### WORK TO COMPLETE
Determine the number of lines holding the word "grandes"; answer with that number only.

### THE DATA
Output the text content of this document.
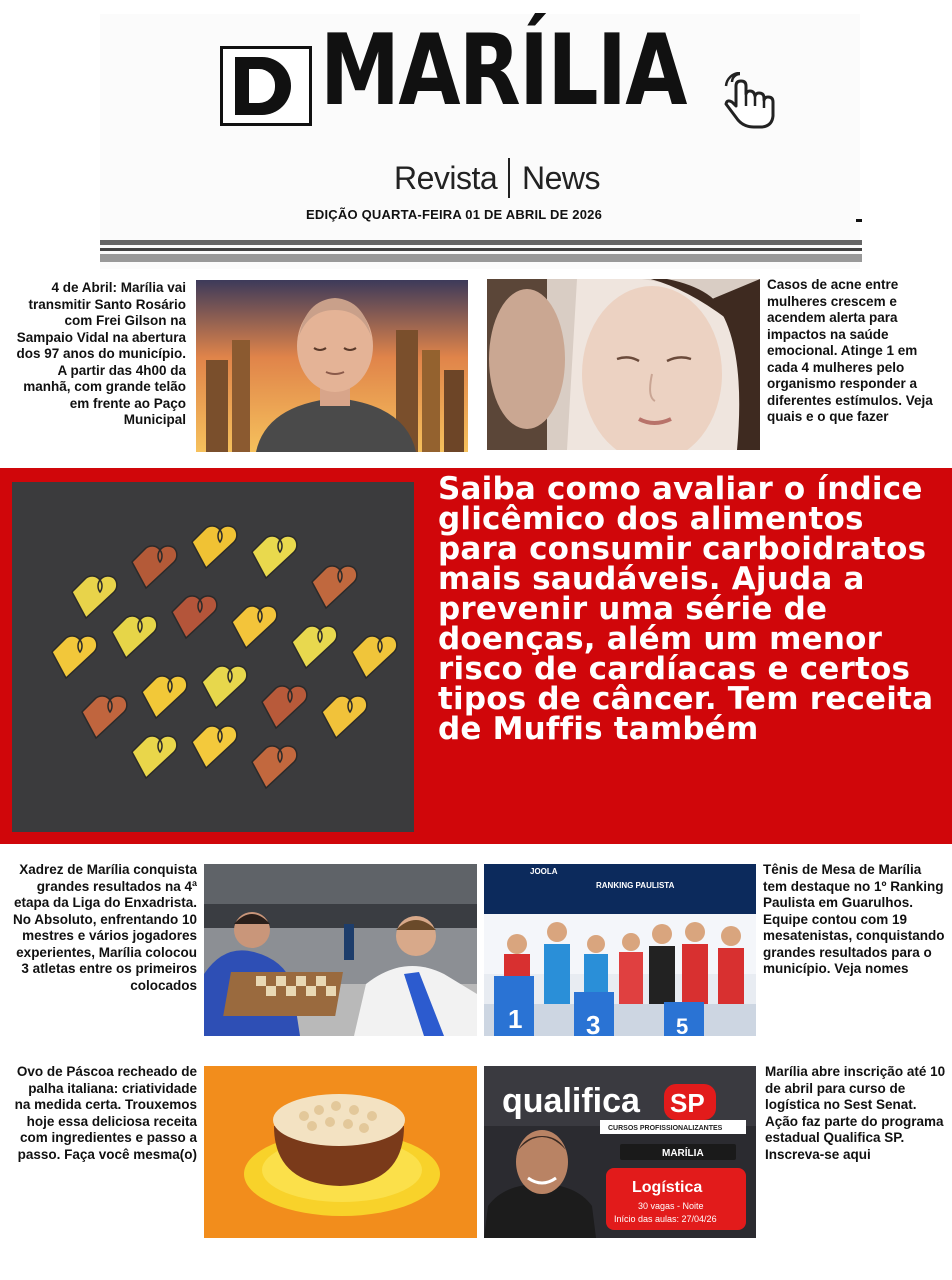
MARÍLIA
Revista News
EDIÇÃO QUARTA-FEIRA 01 DE ABRIL DE 2026
4 de Abril: Marília vai transmitir Santo Rosário com Frei Gilson na Sampaio Vidal na abertura dos 97 anos do município. A partir das 4h00 da manhã, com grande telão em frente ao Paço Municipal
Casos de acne entre mulheres crescem e acendem alerta para impactos na saúde emocional. Atinge 1 em cada 4 mulheres pelo organismo responder a diferentes estímulos. Veja quais e o que fazer
Saiba como avaliar o índice glicêmico dos alimentos para consumir carboidratos mais saudáveis. Ajuda a prevenir uma série de doenças, além um menor risco de cardíacas e certos tipos de câncer. Tem receita de Muffis também
Xadrez de Marília conquista grandes resultados na 4ª etapa da Liga do Enxadrista. No Absoluto, enfrentando 10 mestres e vários jogadores experientes, Marília colocou 3 atletas entre os primeiros colocados
JOOLA
RANKING PAULISTA
1 3	5
Tênis de Mesa de Marília tem destaque no 1º Ranking Paulista em Guarulhos. Equipe contou com 19 mesatenistas, conquistando grandes resultados para o município. Veja nomes
Ovo de Páscoa recheado de palha italiana: criatividade na medida certa. Trouxemos hoje essa deliciosa receita com ingredientes e passo a passo. Faça você mesma(o)
qualifica SP
CURSOS PROFISSIONALIZANTES
MARÍLIA
Logística
30 vagas - Noite
Início das aulas: 27/04/26
Marília abre inscrição até 10 de abril para curso de logística no Sest Senat. Ação faz parte do programa estadual Qualifica SP. Inscreva-se aqui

### ANSWER BELOW
2